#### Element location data
# # #

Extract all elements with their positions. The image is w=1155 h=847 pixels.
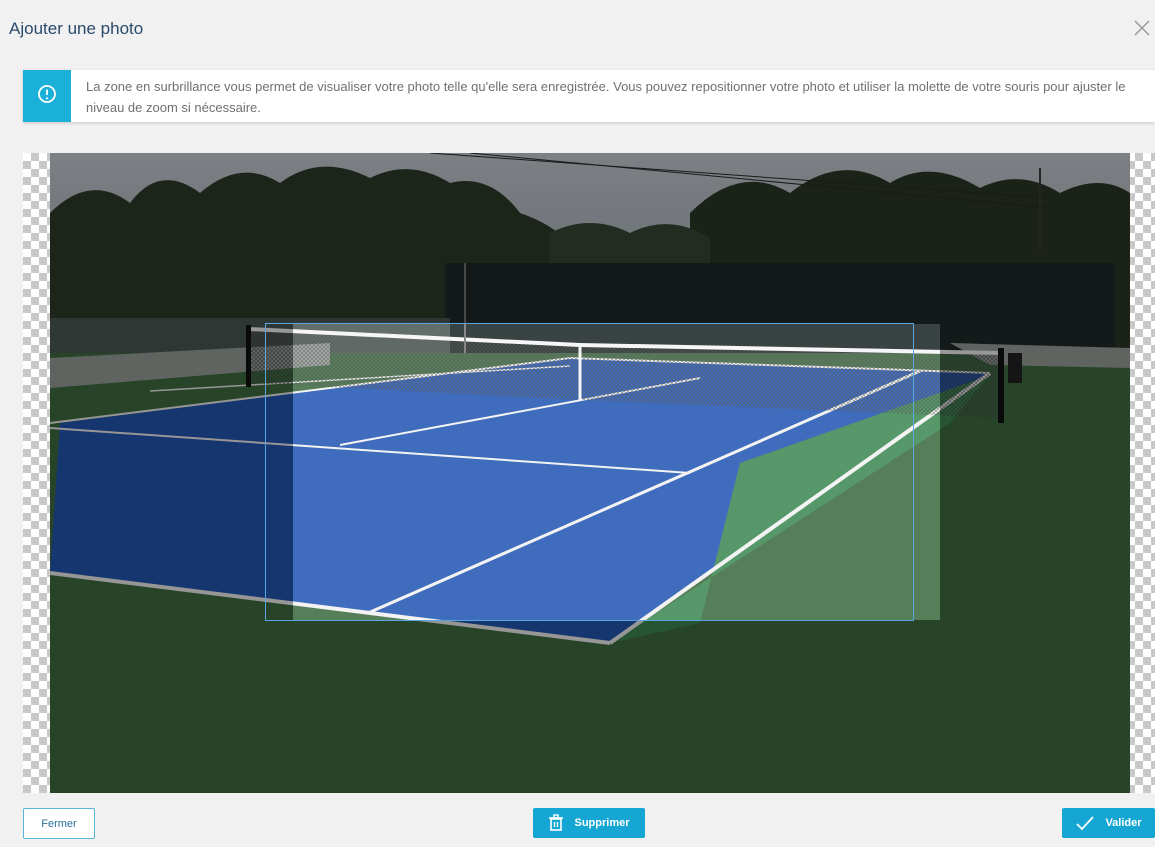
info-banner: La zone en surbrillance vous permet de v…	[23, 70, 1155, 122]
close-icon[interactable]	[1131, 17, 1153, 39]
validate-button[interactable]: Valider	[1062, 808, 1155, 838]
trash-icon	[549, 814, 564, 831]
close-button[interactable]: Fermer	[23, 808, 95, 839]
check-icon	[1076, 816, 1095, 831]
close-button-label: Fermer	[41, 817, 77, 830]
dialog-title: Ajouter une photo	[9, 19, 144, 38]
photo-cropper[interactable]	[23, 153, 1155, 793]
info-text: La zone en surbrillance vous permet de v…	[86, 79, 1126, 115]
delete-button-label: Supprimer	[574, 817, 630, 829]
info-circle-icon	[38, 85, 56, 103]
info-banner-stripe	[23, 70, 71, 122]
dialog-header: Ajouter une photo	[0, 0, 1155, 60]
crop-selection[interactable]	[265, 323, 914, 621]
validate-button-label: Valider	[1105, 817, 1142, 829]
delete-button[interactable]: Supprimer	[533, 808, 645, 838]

# # #

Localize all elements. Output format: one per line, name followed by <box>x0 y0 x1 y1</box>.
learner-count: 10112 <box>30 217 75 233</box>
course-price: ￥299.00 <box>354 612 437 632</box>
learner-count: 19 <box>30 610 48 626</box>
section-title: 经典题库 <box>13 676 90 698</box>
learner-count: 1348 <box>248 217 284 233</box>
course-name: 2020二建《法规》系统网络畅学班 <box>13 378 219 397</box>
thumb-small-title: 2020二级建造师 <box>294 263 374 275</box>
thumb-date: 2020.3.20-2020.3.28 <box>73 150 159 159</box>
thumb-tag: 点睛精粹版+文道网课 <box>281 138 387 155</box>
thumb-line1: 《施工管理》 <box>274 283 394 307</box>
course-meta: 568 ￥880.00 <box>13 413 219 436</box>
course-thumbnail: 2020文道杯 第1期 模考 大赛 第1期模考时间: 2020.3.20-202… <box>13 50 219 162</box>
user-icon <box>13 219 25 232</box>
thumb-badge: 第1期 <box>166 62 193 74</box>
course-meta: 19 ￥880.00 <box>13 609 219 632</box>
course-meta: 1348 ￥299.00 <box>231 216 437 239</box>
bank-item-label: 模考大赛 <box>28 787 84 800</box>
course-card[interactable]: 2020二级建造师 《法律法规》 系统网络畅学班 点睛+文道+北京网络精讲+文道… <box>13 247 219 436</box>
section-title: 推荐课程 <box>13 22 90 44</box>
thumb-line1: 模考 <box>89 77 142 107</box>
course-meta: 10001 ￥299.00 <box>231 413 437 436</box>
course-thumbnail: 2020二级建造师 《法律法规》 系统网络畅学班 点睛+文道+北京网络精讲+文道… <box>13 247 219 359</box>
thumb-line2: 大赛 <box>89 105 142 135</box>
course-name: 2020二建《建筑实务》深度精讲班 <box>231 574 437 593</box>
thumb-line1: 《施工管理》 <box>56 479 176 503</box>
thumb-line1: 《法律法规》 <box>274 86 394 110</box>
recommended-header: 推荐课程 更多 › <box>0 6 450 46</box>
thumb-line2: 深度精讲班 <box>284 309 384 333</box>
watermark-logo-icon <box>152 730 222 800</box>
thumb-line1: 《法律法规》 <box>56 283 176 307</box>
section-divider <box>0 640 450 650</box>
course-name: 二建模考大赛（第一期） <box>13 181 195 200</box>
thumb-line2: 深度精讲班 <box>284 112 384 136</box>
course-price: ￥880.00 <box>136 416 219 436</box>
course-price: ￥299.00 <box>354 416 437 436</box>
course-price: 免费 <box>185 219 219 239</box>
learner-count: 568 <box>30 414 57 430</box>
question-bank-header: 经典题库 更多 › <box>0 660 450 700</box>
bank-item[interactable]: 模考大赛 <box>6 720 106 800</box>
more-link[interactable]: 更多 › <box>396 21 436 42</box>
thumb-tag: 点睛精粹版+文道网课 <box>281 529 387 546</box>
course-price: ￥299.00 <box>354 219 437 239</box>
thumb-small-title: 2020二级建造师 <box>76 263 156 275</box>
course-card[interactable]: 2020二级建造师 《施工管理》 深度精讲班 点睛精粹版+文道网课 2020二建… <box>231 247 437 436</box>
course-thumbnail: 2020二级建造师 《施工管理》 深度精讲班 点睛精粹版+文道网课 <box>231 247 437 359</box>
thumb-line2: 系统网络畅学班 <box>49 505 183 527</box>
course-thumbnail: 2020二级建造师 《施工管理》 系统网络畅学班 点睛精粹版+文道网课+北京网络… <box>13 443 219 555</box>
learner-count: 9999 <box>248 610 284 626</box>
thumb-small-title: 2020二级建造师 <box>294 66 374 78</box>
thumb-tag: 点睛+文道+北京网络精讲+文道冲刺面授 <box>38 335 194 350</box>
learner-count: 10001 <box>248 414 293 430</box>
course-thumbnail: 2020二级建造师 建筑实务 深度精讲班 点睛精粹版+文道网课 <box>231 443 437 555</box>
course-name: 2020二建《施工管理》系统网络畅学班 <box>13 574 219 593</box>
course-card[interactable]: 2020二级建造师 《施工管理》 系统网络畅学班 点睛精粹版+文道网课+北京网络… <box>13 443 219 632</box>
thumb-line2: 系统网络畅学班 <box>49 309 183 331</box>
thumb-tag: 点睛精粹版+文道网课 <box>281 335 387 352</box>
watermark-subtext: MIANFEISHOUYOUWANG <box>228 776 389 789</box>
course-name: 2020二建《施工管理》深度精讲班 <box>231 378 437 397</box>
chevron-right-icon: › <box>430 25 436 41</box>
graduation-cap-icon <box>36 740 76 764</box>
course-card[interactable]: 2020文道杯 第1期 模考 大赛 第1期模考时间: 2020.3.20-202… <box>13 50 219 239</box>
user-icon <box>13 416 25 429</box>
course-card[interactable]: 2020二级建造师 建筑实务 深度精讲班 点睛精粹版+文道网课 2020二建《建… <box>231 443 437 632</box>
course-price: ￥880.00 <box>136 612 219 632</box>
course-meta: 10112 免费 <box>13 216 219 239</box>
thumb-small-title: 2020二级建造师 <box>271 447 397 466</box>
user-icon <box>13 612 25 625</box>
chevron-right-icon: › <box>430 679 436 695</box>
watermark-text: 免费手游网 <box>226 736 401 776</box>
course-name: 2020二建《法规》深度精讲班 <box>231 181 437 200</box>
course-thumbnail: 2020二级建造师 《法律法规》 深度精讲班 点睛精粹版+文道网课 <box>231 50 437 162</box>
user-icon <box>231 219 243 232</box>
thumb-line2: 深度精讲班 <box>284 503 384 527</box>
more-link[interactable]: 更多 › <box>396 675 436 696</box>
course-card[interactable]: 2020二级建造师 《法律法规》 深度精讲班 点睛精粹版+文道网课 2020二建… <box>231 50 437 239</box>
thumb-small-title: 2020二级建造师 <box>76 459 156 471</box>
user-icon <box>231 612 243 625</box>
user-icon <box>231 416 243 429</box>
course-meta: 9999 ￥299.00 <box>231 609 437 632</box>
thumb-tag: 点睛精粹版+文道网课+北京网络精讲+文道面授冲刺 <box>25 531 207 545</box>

# # #

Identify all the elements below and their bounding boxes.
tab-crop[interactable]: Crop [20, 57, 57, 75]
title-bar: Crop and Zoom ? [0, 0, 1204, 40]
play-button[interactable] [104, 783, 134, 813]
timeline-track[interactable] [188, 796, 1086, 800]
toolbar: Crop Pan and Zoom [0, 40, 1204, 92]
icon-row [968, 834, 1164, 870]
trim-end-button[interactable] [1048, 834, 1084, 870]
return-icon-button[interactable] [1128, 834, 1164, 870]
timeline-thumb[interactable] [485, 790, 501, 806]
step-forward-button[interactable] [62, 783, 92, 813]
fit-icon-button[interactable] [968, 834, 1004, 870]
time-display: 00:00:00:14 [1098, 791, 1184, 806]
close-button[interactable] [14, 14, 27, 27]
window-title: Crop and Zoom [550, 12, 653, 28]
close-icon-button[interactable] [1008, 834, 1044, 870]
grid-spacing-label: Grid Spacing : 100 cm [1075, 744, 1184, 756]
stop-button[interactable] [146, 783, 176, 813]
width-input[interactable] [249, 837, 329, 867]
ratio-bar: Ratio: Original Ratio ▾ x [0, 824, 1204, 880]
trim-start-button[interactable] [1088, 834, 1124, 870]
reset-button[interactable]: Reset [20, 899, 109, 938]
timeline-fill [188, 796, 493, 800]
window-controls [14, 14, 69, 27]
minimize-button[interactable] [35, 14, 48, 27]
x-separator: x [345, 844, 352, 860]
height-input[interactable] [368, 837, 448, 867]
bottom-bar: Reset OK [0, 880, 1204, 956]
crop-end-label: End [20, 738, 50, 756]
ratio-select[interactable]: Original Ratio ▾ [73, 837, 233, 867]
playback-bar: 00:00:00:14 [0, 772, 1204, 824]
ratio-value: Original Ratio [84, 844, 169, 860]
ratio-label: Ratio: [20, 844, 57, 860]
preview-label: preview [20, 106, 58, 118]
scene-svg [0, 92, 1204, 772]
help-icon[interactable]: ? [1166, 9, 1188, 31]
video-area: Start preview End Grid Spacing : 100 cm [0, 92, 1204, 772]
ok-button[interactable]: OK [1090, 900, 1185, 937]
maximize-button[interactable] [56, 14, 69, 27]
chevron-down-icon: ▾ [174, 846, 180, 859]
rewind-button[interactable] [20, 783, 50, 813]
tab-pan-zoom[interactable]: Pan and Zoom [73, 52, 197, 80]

# # #

Can you return, unchanged, the lines starting at the one that contains "info-banner: La zone" and ending at the one that contains "info-text: La zone", with both of those lines included?

#### Solution
info-banner: La zone en surbrillance vous permet de v…	[23, 70, 1155, 122]
close-icon[interactable]	[1131, 17, 1153, 39]
validate-button[interactable]: Valider	[1062, 808, 1155, 838]
trash-icon	[549, 814, 564, 831]
close-button[interactable]: Fermer	[23, 808, 95, 839]
check-icon	[1076, 816, 1095, 831]
close-button-label: Fermer	[41, 817, 77, 830]
dialog-title: Ajouter une photo	[9, 19, 144, 38]
photo-cropper[interactable]	[23, 153, 1155, 793]
info-text: La zone en surbrillance vous permet de v…	[86, 79, 1126, 115]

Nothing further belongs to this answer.